■ MATERIAL TO PROCESS:
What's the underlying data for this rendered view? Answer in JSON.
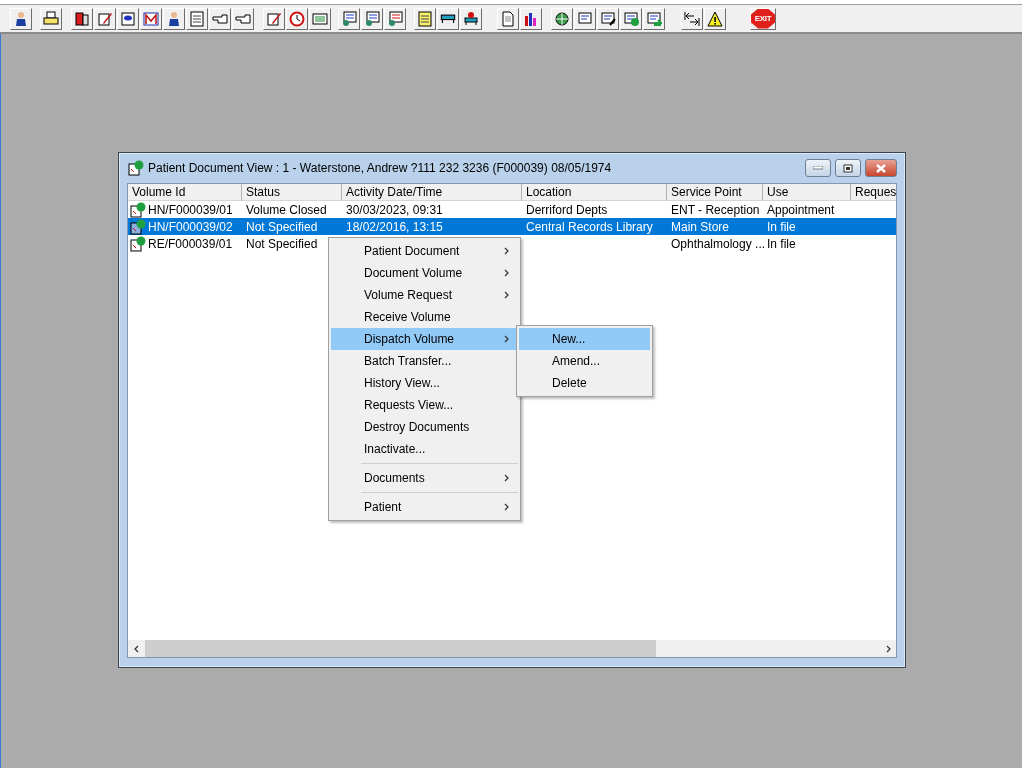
{
  "toolbar": {
    "exit_label": "EXIT"
  },
  "window": {
    "title": "Patient Document View : 1 - Waterstone, Andrew ?111 232 3236 (F000039) 08/05/1974"
  },
  "table": {
    "columns": [
      "Volume Id",
      "Status",
      "Activity Date/Time",
      "Location",
      "Service Point",
      "Use",
      "Reques"
    ],
    "rows": [
      {
        "selected": false,
        "cells": [
          "HN/F000039/01",
          "Volume Closed",
          "30/03/2023, 09:31",
          "Derriford Depts",
          "ENT - Reception",
          "Appointment"
        ]
      },
      {
        "selected": true,
        "cells": [
          "HN/F000039/02",
          "Not Specified",
          "18/02/2016, 13:15",
          "Central Records Library",
          "Main Store",
          "In file"
        ]
      },
      {
        "selected": false,
        "cells": [
          "RE/F000039/01",
          "Not Specified",
          "",
          "",
          "Ophthalmology ...",
          "In file"
        ]
      }
    ]
  },
  "context_menu": {
    "items": [
      {
        "kind": "item",
        "label": "Patient Document",
        "has_submenu": true,
        "selected": false
      },
      {
        "kind": "item",
        "label": "Document Volume",
        "has_submenu": true,
        "selected": false
      },
      {
        "kind": "item",
        "label": "Volume Request",
        "has_submenu": true,
        "selected": false
      },
      {
        "kind": "item",
        "label": "Receive Volume",
        "has_submenu": false,
        "selected": false
      },
      {
        "kind": "item",
        "label": "Dispatch Volume",
        "has_submenu": true,
        "selected": true,
        "submenu": [
          {
            "label": "New...",
            "selected": true
          },
          {
            "label": "Amend...",
            "selected": false
          },
          {
            "label": "Delete",
            "selected": false
          }
        ]
      },
      {
        "kind": "item",
        "label": "Batch Transfer...",
        "has_submenu": false,
        "selected": false
      },
      {
        "kind": "item",
        "label": "History View...",
        "has_submenu": false,
        "selected": false
      },
      {
        "kind": "item",
        "label": "Requests View...",
        "has_submenu": false,
        "selected": false
      },
      {
        "kind": "item",
        "label": "Destroy Documents",
        "has_submenu": false,
        "selected": false
      },
      {
        "kind": "item",
        "label": "Inactivate...",
        "has_submenu": false,
        "selected": false
      },
      {
        "kind": "separator"
      },
      {
        "kind": "item",
        "label": "Documents",
        "has_submenu": true,
        "selected": false
      },
      {
        "kind": "separator"
      },
      {
        "kind": "item",
        "label": "Patient",
        "has_submenu": true,
        "selected": false
      }
    ]
  }
}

■ INSTRUCTIONS TO FOLLOW: What is the number of lines in these records that contain "Documents"? Reply with the number only.

■ SOLUTION FOR THIS TASK: 2